◆ Stated problem
Extract every line below, verbatim.

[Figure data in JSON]
++++++++

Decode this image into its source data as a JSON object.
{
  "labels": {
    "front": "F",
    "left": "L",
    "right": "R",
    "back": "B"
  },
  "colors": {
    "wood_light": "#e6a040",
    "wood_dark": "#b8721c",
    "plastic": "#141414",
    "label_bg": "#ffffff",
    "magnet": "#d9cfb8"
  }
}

++++++++

◆ Result
Decode this image into its source data as a JSON object.
{
  "labels": {
    "front": "F",
    "left": "L",
    "right": "R",
    "back": "B"
  },
  "colors": {
    "wood_light": "#e6a040",
    "wood_dark": "#b8721c",
    "plastic": "#141414",
    "label_bg": "#ffffff",
    "magnet": "#d9cfb8"
  }
}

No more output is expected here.